## Short task
Transcribe the records below exactly as they appear, omitting any pictures.

######

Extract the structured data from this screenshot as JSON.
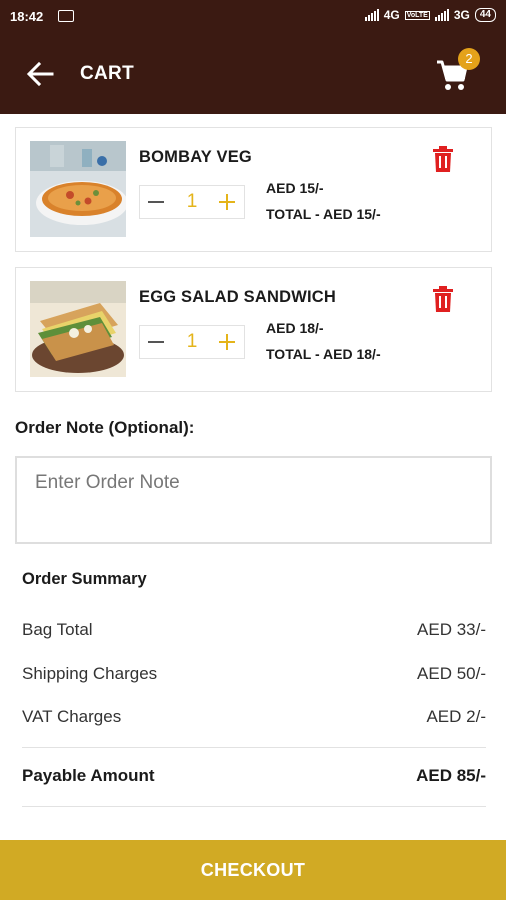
{
  "status_bar": {
    "time": "18:42",
    "network_1": "4G",
    "volte": "VoLTE",
    "network_2": "3G",
    "battery": "44"
  },
  "header": {
    "title": "CART",
    "cart_count": "2"
  },
  "cart": {
    "items": [
      {
        "name": "BOMBAY VEG",
        "quantity": "1",
        "price": "AED 15/-",
        "total": "TOTAL - AED 15/-"
      },
      {
        "name": "EGG SALAD SANDWICH",
        "quantity": "1",
        "price": "AED 18/-",
        "total": "TOTAL - AED 18/-"
      }
    ]
  },
  "order_note": {
    "label": "Order Note (Optional):",
    "placeholder": "Enter Order Note",
    "value": ""
  },
  "summary": {
    "title": "Order Summary",
    "bag_total": {
      "label": "Bag Total",
      "value": "AED 33/-"
    },
    "shipping": {
      "label": "Shipping Charges",
      "value": "AED 50/-"
    },
    "vat": {
      "label": "VAT Charges",
      "value": "AED 2/-"
    },
    "payable": {
      "label": "Payable Amount",
      "value": "AED 85/-"
    }
  },
  "checkout_label": "CHECKOUT",
  "colors": {
    "header_bg": "#3b1a12",
    "accent_yellow": "#e4b41a",
    "checkout_bg": "#d1aa24",
    "delete_red": "#e02020",
    "badge": "#e4a21a"
  },
  "icons": {
    "back": "arrow-left-icon",
    "cart": "shopping-cart-icon",
    "delete": "trash-icon",
    "minus": "minus-icon",
    "plus": "plus-icon"
  }
}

######

## Written solution
Extract the structured data from this screenshot as JSON.
{
  "status_bar": {
    "time": "18:42",
    "network_1": "4G",
    "volte": "VoLTE",
    "network_2": "3G",
    "battery": "44"
  },
  "header": {
    "title": "CART",
    "cart_count": "2"
  },
  "cart": {
    "items": [
      {
        "name": "BOMBAY VEG",
        "quantity": "1",
        "price": "AED 15/-",
        "total": "TOTAL - AED 15/-"
      },
      {
        "name": "EGG SALAD SANDWICH",
        "quantity": "1",
        "price": "AED 18/-",
        "total": "TOTAL - AED 18/-"
      }
    ]
  },
  "order_note": {
    "label": "Order Note (Optional):",
    "placeholder": "Enter Order Note",
    "value": ""
  },
  "summary": {
    "title": "Order Summary",
    "bag_total": {
      "label": "Bag Total",
      "value": "AED 33/-"
    },
    "shipping": {
      "label": "Shipping Charges",
      "value": "AED 50/-"
    },
    "vat": {
      "label": "VAT Charges",
      "value": "AED 2/-"
    },
    "payable": {
      "label": "Payable Amount",
      "value": "AED 85/-"
    }
  },
  "checkout_label": "CHECKOUT",
  "colors": {
    "header_bg": "#3b1a12",
    "accent_yellow": "#e4b41a",
    "checkout_bg": "#d1aa24",
    "delete_red": "#e02020",
    "badge": "#e4a21a"
  },
  "icons": {
    "back": "arrow-left-icon",
    "cart": "shopping-cart-icon",
    "delete": "trash-icon",
    "minus": "minus-icon",
    "plus": "plus-icon"
  }
}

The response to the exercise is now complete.